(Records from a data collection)
* * * *

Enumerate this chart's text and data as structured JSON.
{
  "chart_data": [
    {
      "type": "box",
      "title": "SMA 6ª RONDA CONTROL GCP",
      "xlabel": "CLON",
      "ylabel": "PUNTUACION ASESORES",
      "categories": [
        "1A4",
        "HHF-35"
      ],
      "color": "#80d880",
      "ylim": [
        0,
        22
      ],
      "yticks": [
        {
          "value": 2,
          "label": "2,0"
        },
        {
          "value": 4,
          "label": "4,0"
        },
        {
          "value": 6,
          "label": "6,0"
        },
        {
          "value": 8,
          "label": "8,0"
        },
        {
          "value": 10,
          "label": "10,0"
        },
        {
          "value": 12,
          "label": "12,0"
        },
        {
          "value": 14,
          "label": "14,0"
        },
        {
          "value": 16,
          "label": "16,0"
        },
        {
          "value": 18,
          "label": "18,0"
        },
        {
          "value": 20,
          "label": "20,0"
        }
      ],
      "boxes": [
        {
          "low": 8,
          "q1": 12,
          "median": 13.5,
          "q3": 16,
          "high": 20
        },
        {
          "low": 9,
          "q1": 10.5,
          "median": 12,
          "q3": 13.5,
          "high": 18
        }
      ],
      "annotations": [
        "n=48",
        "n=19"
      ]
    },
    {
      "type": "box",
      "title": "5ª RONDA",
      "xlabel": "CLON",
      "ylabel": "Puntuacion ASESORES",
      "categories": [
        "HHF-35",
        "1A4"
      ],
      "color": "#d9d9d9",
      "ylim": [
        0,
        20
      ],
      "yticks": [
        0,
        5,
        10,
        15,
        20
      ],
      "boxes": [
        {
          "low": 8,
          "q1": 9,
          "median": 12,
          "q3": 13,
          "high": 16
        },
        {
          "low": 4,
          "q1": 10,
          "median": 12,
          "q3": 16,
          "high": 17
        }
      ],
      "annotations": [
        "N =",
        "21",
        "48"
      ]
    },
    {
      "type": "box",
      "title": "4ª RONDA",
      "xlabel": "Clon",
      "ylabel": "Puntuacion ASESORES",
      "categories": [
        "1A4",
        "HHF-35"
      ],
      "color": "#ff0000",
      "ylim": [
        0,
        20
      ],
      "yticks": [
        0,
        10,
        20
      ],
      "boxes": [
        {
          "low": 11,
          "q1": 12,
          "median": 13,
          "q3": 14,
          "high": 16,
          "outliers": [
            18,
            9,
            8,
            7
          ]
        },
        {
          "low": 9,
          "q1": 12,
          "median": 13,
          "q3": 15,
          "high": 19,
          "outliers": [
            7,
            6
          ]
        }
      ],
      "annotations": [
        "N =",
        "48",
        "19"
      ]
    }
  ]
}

* * * *

▶ [Brief] Copy every record exactly as presented.

▶ [Task response]
Enumerate this chart's text and data as structured JSON.
{
  "chart_data": [
    {
      "type": "box",
      "title": "SMA 6ª RONDA CONTROL GCP",
      "xlabel": "CLON",
      "ylabel": "PUNTUACION ASESORES",
      "categories": [
        "1A4",
        "HHF-35"
      ],
      "color": "#80d880",
      "ylim": [
        0,
        22
      ],
      "yticks": [
        {
          "value": 2,
          "label": "2,0"
        },
        {
          "value": 4,
          "label": "4,0"
        },
        {
          "value": 6,
          "label": "6,0"
        },
        {
          "value": 8,
          "label": "8,0"
        },
        {
          "value": 10,
          "label": "10,0"
        },
        {
          "value": 12,
          "label": "12,0"
        },
        {
          "value": 14,
          "label": "14,0"
        },
        {
          "value": 16,
          "label": "16,0"
        },
        {
          "value": 18,
          "label": "18,0"
        },
        {
          "value": 20,
          "label": "20,0"
        }
      ],
      "boxes": [
        {
          "low": 8,
          "q1": 12,
          "median": 13.5,
          "q3": 16,
          "high": 20
        },
        {
          "low": 9,
          "q1": 10.5,
          "median": 12,
          "q3": 13.5,
          "high": 18
        }
      ],
      "annotations": [
        "n=48",
        "n=19"
      ]
    },
    {
      "type": "box",
      "title": "5ª RONDA",
      "xlabel": "CLON",
      "ylabel": "Puntuacion ASESORES",
      "categories": [
        "HHF-35",
        "1A4"
      ],
      "color": "#d9d9d9",
      "ylim": [
        0,
        20
      ],
      "yticks": [
        0,
        5,
        10,
        15,
        20
      ],
      "boxes": [
        {
          "low": 8,
          "q1": 9,
          "median": 12,
          "q3": 13,
          "high": 16
        },
        {
          "low": 4,
          "q1": 10,
          "median": 12,
          "q3": 16,
          "high": 17
        }
      ],
      "annotations": [
        "N =",
        "21",
        "48"
      ]
    },
    {
      "type": "box",
      "title": "4ª RONDA",
      "xlabel": "Clon",
      "ylabel": "Puntuacion ASESORES",
      "categories": [
        "1A4",
        "HHF-35"
      ],
      "color": "#ff0000",
      "ylim": [
        0,
        20
      ],
      "yticks": [
        0,
        10,
        20
      ],
      "boxes": [
        {
          "low": 11,
          "q1": 12,
          "median": 13,
          "q3": 14,
          "high": 16,
          "outliers": [
            18,
            9,
            8,
            7
          ]
        },
        {
          "low": 9,
          "q1": 12,
          "median": 13,
          "q3": 15,
          "high": 19,
          "outliers": [
            7,
            6
          ]
        }
      ],
      "annotations": [
        "N =",
        "48",
        "19"
      ]
    }
  ]
}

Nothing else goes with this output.